▶ _GOAL_
Rewrite the items from the start through the line containing "- data-point: [432, 353, 448, 369]", changing every "legend-marker" to "legend-symbol" and leaving everything else as it is.

═══ ROWS

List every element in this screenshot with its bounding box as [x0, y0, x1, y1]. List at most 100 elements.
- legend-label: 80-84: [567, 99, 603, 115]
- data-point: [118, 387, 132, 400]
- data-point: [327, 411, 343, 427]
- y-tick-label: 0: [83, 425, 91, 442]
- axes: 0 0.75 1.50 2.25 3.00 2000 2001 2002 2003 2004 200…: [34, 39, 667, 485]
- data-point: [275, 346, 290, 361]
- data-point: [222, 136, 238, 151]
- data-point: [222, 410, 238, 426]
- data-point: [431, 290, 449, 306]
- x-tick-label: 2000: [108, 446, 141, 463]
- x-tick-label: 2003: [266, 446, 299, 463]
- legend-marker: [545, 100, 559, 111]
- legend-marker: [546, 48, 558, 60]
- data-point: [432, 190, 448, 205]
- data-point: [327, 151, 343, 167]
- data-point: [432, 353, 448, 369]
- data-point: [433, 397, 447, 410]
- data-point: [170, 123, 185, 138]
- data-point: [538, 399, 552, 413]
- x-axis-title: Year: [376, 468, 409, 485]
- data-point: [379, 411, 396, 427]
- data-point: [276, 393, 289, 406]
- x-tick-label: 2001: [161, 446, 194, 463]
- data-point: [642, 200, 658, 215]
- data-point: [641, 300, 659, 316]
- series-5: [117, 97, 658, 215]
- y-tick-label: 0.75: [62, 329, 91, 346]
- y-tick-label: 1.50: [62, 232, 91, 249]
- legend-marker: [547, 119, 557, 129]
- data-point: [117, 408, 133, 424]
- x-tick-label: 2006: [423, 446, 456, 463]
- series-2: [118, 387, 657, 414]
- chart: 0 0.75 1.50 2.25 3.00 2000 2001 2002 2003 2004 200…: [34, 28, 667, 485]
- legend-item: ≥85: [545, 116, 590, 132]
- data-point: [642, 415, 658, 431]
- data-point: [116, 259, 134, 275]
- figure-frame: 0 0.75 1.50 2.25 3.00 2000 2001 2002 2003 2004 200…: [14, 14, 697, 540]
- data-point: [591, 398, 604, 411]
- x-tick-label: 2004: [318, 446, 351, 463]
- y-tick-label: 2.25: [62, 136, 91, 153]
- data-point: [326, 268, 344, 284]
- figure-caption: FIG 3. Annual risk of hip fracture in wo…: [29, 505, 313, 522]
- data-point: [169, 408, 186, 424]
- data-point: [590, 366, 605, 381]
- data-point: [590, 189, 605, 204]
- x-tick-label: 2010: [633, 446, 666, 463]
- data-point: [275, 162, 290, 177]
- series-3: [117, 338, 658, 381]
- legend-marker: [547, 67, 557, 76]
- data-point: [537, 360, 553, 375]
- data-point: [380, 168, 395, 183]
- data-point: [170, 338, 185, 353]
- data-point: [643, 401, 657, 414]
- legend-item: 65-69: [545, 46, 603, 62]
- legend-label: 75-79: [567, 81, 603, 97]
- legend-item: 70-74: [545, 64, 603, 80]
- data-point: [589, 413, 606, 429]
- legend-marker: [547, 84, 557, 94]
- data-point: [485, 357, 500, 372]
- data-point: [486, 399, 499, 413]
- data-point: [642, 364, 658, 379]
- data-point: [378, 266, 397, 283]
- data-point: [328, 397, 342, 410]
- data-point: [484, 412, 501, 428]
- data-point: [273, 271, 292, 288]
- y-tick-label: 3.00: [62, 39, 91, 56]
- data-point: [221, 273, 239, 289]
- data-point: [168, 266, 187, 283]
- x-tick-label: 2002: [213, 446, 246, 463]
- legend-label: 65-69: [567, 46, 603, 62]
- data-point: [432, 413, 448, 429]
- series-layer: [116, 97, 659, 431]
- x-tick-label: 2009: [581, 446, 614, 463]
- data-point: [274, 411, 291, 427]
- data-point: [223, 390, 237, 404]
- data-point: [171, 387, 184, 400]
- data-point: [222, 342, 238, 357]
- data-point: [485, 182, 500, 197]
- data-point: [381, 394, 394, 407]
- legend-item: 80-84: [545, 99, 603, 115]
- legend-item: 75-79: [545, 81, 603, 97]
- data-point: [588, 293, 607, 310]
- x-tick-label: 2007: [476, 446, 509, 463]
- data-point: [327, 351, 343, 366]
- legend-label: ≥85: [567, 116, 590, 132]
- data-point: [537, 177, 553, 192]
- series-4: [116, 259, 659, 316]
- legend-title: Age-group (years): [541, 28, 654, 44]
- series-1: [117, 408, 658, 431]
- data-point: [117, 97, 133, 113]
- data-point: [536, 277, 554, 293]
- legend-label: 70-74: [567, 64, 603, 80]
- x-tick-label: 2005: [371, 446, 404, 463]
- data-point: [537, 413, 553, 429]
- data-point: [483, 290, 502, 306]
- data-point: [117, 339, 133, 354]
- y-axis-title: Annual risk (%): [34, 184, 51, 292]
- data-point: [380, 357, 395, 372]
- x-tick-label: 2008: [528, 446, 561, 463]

══════

▶ _TASK RESULT_
List every element in this screenshot with its bounding box as [x0, y0, x1, y1]. List at most 100 elements.
- legend-label: 80-84: [567, 99, 603, 115]
- data-point: [118, 387, 132, 400]
- data-point: [327, 411, 343, 427]
- y-tick-label: 0: [83, 425, 91, 442]
- axes: 0 0.75 1.50 2.25 3.00 2000 2001 2002 2003 2004 200…: [34, 39, 667, 485]
- data-point: [275, 346, 290, 361]
- data-point: [222, 136, 238, 151]
- data-point: [222, 410, 238, 426]
- data-point: [431, 290, 449, 306]
- x-tick-label: 2000: [108, 446, 141, 463]
- x-tick-label: 2003: [266, 446, 299, 463]
- legend-symbol: [545, 100, 559, 111]
- legend-symbol: [546, 48, 558, 60]
- data-point: [432, 190, 448, 205]
- data-point: [327, 151, 343, 167]
- data-point: [432, 353, 448, 369]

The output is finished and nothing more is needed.